Work instructions
Find every line below that contains the word "deset" and copy it out.

------ Provided data ------

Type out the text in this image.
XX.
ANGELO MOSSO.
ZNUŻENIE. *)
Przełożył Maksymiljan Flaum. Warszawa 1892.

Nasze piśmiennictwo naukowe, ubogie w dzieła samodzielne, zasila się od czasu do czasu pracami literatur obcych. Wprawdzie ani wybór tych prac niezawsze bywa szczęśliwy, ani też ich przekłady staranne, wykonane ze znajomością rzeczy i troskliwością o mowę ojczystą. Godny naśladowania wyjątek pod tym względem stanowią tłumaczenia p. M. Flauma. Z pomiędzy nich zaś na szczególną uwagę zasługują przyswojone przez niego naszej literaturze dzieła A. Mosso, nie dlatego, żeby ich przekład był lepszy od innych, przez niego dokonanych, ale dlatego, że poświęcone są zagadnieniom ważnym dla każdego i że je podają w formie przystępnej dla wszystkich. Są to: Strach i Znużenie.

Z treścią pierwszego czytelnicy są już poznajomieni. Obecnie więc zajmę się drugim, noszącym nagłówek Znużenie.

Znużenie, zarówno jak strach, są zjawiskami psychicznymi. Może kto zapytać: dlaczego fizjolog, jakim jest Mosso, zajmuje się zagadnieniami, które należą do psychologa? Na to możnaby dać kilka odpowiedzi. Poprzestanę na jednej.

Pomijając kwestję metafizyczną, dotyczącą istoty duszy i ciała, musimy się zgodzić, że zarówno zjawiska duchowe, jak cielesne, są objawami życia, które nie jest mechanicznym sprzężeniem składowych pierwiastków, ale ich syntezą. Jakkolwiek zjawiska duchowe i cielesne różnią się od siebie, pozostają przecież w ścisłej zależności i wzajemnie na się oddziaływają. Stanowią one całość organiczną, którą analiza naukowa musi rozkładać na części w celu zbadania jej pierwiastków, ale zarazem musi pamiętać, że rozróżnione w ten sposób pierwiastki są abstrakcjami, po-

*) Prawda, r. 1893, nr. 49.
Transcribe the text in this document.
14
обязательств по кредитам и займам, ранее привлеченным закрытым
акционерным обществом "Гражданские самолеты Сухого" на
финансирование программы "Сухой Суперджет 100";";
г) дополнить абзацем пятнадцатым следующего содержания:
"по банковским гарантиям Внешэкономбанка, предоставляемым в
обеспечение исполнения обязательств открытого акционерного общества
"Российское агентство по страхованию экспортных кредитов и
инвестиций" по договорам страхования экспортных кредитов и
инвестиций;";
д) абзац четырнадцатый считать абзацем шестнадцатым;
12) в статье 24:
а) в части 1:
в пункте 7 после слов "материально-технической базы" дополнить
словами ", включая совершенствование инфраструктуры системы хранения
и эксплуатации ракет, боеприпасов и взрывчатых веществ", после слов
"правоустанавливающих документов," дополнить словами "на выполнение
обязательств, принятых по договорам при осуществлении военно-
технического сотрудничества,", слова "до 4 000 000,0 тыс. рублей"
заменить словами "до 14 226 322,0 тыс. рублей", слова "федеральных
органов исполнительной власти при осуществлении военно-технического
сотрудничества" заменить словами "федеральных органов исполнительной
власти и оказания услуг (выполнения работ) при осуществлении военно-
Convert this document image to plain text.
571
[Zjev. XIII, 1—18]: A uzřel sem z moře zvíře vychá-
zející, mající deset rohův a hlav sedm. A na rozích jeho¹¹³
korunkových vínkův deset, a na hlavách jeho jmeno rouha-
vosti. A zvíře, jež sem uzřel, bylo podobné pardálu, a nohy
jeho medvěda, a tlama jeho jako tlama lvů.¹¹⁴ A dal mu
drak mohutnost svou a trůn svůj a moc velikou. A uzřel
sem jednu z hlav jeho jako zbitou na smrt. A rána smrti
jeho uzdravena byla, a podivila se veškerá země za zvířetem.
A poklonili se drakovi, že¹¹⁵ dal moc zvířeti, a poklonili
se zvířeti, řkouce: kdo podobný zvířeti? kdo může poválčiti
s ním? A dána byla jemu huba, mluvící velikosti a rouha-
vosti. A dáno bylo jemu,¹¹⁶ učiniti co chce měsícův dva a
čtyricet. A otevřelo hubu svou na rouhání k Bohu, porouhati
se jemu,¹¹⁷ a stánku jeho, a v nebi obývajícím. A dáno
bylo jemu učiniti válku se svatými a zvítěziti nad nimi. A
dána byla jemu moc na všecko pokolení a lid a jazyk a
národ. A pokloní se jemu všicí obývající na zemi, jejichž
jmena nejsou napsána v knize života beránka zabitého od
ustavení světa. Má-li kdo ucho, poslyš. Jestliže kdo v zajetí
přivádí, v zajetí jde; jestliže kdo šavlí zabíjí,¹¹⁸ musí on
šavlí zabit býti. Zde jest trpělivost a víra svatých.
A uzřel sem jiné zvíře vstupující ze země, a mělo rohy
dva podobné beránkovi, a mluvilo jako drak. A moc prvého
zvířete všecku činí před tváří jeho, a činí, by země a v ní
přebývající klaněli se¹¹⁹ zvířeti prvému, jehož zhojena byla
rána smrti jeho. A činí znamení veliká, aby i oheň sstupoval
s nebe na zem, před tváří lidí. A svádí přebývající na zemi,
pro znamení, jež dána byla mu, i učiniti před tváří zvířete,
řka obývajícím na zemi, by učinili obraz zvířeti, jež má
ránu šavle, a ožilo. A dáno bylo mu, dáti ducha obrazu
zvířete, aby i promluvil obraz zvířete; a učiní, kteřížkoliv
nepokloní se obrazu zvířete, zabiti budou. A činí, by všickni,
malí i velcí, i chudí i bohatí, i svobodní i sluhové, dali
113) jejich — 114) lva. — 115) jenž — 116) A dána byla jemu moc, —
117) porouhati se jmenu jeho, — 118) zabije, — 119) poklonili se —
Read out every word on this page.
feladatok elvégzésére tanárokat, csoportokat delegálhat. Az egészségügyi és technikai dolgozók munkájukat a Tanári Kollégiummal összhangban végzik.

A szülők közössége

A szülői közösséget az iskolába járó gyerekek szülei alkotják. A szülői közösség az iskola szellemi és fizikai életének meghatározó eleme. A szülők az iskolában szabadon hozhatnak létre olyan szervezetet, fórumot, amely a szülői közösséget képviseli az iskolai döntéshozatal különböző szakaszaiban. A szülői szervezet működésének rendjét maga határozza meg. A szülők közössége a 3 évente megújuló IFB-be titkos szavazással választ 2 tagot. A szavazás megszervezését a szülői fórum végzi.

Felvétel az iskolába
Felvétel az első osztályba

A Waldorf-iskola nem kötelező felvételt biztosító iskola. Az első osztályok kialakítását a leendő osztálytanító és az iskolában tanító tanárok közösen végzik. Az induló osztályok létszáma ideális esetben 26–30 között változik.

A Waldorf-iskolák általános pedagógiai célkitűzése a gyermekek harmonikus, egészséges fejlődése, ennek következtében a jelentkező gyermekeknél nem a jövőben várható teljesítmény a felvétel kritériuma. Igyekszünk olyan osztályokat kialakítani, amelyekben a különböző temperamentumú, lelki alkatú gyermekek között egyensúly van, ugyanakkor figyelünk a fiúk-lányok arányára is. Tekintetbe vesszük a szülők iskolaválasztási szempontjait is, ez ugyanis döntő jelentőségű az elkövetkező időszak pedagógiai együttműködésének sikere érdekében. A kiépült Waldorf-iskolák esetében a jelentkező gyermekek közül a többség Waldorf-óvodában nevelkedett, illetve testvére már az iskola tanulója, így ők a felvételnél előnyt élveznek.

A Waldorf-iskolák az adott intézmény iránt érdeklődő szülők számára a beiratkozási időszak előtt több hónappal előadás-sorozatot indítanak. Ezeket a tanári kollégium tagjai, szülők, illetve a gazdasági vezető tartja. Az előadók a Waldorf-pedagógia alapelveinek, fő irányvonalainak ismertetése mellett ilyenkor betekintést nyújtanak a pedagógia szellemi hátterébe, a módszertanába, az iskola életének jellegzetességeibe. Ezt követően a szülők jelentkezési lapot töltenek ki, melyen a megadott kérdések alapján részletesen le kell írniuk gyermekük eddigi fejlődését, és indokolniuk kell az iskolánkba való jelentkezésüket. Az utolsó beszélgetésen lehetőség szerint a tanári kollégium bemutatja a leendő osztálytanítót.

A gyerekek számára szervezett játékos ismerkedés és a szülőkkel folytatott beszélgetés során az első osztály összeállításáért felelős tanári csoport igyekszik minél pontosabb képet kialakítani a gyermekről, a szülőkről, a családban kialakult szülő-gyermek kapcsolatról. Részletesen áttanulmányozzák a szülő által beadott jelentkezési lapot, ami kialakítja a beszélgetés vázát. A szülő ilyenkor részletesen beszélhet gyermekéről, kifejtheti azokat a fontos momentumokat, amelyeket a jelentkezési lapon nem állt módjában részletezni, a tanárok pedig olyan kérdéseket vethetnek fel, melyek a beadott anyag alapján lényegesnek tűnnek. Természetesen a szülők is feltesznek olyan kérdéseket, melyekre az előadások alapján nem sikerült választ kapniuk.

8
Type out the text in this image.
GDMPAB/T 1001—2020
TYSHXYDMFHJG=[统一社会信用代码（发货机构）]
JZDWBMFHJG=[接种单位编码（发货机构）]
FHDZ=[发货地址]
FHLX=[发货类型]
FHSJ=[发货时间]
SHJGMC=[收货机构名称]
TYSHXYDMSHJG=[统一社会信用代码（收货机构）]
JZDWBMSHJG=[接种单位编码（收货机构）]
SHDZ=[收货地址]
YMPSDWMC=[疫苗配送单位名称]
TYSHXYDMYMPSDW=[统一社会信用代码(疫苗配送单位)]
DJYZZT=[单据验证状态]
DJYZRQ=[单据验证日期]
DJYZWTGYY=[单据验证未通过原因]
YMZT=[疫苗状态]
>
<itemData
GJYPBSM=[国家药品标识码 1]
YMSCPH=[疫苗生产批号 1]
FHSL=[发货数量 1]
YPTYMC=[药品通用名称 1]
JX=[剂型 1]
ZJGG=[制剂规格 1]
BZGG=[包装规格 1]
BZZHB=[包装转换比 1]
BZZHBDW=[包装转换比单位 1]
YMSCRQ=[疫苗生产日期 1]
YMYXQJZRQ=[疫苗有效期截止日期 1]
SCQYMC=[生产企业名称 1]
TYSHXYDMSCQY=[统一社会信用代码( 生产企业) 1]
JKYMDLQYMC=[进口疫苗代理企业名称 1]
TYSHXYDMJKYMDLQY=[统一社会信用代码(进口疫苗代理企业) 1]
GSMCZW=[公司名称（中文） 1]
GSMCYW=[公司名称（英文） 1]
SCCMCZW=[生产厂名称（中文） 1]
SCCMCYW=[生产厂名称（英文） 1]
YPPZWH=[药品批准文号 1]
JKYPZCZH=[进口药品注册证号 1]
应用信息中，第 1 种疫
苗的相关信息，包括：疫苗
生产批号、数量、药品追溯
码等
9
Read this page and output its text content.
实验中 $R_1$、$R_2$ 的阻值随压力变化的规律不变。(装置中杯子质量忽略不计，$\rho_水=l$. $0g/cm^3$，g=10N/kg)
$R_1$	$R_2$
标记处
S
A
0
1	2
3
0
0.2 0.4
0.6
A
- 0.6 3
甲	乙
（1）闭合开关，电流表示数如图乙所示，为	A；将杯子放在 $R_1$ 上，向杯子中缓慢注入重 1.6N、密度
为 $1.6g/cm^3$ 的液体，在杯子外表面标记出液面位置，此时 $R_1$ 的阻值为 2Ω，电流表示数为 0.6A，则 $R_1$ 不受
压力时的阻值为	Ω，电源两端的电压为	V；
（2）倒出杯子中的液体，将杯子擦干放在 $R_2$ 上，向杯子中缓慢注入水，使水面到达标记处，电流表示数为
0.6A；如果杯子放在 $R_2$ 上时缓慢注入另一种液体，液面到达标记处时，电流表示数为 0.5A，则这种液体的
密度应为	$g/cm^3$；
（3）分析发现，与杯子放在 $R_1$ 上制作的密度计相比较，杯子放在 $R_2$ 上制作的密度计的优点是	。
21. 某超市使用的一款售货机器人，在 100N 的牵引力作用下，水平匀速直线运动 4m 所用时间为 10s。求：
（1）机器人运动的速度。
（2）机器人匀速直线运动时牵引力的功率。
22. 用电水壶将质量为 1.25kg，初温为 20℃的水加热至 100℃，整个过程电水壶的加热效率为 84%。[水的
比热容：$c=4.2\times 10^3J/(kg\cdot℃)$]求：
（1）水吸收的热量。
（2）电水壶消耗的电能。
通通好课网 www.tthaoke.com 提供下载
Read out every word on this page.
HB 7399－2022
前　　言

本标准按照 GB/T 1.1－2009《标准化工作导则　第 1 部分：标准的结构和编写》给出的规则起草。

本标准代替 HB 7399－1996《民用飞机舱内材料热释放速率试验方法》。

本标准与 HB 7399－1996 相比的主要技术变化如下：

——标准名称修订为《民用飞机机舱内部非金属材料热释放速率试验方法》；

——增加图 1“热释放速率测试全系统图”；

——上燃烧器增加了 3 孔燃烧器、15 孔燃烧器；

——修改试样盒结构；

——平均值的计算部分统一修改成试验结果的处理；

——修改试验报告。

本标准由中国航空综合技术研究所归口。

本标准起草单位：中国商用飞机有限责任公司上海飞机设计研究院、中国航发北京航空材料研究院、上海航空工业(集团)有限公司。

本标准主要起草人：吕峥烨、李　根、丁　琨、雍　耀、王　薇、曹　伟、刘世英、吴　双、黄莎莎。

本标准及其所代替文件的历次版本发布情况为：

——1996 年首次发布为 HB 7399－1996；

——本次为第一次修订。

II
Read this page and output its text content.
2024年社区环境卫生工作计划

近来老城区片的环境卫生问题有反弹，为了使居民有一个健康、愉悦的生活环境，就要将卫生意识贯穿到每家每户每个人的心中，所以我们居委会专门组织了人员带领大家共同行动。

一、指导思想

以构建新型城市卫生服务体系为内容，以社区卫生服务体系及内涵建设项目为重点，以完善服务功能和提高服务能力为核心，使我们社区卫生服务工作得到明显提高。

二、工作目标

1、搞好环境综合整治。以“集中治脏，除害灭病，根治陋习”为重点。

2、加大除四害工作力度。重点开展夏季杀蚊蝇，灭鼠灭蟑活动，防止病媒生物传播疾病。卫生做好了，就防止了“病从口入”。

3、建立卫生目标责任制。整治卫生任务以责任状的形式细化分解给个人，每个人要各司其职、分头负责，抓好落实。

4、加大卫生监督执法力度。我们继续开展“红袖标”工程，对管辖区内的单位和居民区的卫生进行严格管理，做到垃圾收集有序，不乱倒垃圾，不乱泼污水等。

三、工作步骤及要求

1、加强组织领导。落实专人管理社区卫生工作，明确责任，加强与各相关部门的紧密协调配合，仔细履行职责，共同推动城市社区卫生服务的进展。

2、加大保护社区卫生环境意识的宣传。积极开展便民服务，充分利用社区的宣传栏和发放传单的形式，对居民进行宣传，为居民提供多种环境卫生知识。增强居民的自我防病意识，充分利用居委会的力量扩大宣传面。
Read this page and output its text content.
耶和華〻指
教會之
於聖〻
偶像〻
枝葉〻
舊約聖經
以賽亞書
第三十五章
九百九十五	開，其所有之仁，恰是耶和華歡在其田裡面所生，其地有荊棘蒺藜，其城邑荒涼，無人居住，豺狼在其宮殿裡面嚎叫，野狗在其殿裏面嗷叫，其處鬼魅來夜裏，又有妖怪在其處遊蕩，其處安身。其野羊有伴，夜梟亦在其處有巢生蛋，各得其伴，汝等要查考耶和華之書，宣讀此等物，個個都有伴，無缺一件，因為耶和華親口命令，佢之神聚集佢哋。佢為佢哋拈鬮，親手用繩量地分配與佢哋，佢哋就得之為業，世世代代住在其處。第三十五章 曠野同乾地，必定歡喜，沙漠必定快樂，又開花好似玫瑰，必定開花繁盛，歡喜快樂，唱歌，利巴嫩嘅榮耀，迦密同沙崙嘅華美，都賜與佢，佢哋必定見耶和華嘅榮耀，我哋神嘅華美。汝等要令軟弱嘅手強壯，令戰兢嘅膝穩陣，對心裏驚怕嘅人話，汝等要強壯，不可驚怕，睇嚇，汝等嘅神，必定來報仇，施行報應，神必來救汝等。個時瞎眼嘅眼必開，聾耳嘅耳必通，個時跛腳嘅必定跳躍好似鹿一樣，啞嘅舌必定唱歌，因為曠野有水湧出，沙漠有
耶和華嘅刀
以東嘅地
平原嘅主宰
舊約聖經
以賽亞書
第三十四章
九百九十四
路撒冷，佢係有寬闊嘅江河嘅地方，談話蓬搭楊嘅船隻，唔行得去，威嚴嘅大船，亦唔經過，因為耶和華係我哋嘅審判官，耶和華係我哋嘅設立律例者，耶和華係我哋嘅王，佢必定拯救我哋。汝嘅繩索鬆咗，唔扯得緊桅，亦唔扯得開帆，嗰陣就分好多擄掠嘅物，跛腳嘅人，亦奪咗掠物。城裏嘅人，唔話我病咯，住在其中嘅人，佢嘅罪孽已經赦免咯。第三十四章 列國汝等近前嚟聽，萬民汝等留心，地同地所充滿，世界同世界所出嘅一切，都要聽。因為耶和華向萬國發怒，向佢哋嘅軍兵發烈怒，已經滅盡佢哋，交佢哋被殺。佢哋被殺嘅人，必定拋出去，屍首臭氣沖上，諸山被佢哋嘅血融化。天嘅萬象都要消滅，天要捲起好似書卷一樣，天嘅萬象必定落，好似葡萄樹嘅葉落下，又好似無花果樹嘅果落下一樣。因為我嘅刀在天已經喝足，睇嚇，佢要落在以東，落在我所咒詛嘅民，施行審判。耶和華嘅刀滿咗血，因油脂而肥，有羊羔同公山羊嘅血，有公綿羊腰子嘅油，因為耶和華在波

------

Result of the task
zející, mající deset rohův a hlav sedm. A na rozích jeho¹¹³
korunkových vínkův deset, a na hlavách jeho jmeno rouha-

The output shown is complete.